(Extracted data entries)
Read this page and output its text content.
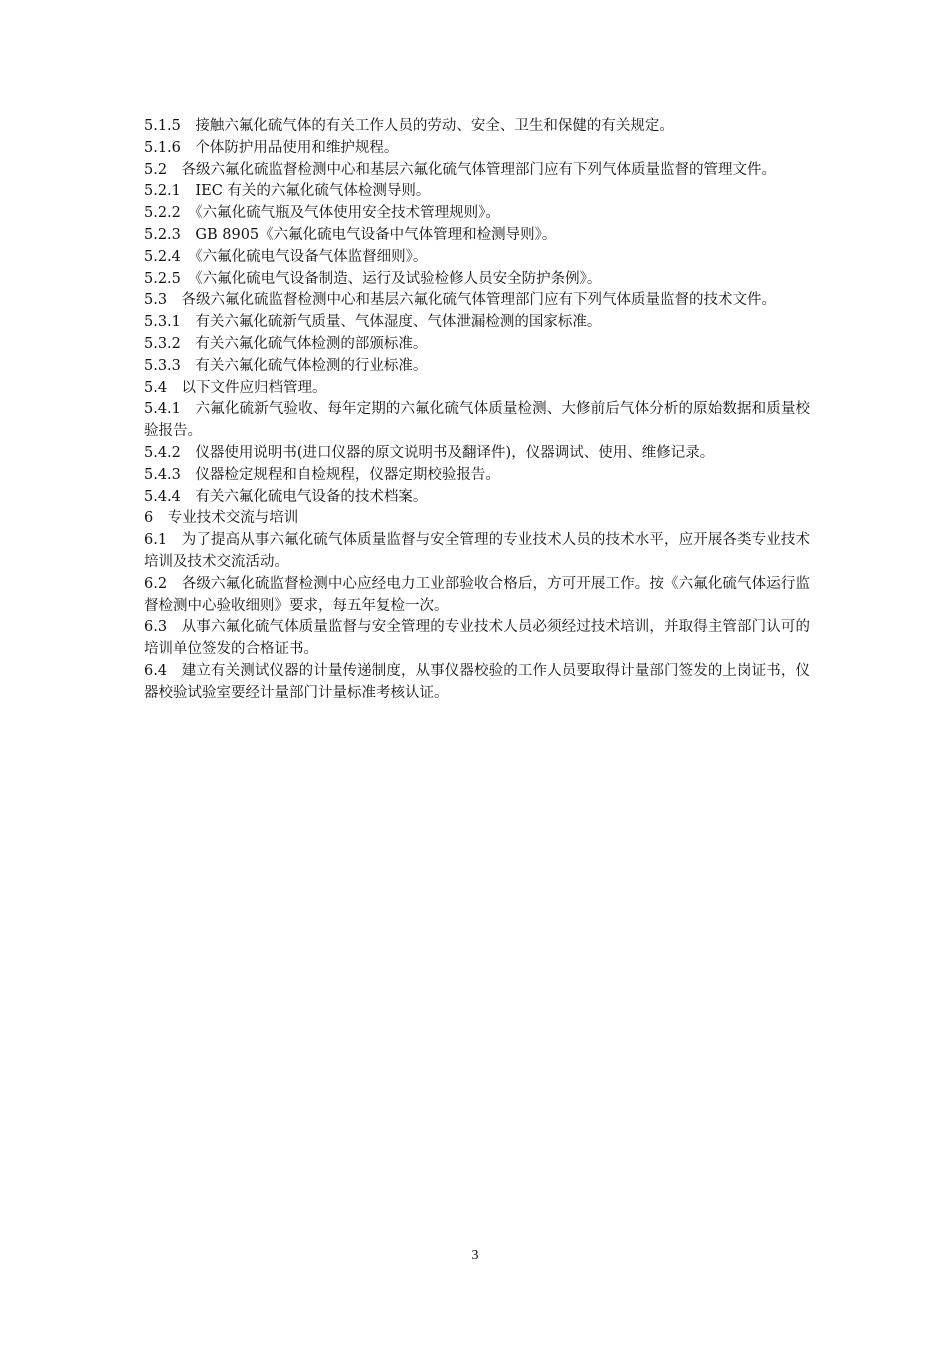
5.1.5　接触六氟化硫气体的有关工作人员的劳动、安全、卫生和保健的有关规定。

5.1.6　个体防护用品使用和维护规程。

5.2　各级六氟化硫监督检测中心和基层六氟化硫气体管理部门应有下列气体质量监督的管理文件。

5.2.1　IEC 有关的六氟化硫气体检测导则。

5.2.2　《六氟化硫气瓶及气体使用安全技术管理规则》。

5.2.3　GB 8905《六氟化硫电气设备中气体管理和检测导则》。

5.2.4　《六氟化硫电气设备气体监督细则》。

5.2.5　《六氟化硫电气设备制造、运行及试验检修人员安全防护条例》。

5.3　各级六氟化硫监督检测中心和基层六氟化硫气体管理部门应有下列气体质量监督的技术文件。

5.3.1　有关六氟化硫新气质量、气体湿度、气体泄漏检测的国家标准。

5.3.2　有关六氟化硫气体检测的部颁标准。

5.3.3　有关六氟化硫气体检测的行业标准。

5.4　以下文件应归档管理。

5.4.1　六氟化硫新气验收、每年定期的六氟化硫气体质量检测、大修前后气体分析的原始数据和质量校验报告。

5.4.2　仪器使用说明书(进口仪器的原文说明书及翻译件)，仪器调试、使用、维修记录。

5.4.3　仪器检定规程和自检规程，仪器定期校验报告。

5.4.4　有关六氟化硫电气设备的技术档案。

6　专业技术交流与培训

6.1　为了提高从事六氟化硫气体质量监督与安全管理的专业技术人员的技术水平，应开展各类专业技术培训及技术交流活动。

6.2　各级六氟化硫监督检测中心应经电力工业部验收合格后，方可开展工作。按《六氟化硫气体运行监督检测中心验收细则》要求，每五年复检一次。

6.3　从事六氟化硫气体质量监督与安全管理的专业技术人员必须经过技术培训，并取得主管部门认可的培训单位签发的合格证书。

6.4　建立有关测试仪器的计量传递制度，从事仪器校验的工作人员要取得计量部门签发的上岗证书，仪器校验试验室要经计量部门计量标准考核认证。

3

WHAT IS REQUIRED: Transcribe every entry above exactly. Omit all pictures.

RESPONSE TO THIS EXERCISE:
Read this page and output its text content.
5.1.5　接触六氟化硫气体的有关工作人员的劳动、安全、卫生和保健的有关规定。

5.1.6　个体防护用品使用和维护规程。

5.2　各级六氟化硫监督检测中心和基层六氟化硫气体管理部门应有下列气体质量监督的管理文件。

5.2.1　IEC 有关的六氟化硫气体检测导则。

5.2.2　《六氟化硫气瓶及气体使用安全技术管理规则》。

5.2.3　GB 8905《六氟化硫电气设备中气体管理和检测导则》。

5.2.4　《六氟化硫电气设备气体监督细则》。

5.2.5　《六氟化硫电气设备制造、运行及试验检修人员安全防护条例》。

5.3　各级六氟化硫监督检测中心和基层六氟化硫气体管理部门应有下列气体质量监督的技术文件。

5.3.1　有关六氟化硫新气质量、气体湿度、气体泄漏检测的国家标准。

5.3.2　有关六氟化硫气体检测的部颁标准。

5.3.3　有关六氟化硫气体检测的行业标准。

5.4　以下文件应归档管理。

5.4.1　六氟化硫新气验收、每年定期的六氟化硫气体质量检测、大修前后气体分析的原始数据和质量校验报告。

5.4.2　仪器使用说明书(进口仪器的原文说明书及翻译件)，仪器调试、使用、维修记录。

5.4.3　仪器检定规程和自检规程，仪器定期校验报告。

5.4.4　有关六氟化硫电气设备的技术档案。

6　专业技术交流与培训

6.1　为了提高从事六氟化硫气体质量监督与安全管理的专业技术人员的技术水平，应开展各类专业技术培训及技术交流活动。

6.2　各级六氟化硫监督检测中心应经电力工业部验收合格后，方可开展工作。按《六氟化硫气体运行监督检测中心验收细则》要求，每五年复检一次。

6.3　从事六氟化硫气体质量监督与安全管理的专业技术人员必须经过技术培训，并取得主管部门认可的培训单位签发的合格证书。

6.4　建立有关测试仪器的计量传递制度，从事仪器校验的工作人员要取得计量部门签发的上岗证书，仪器校验试验室要经计量部门计量标准考核认证。

3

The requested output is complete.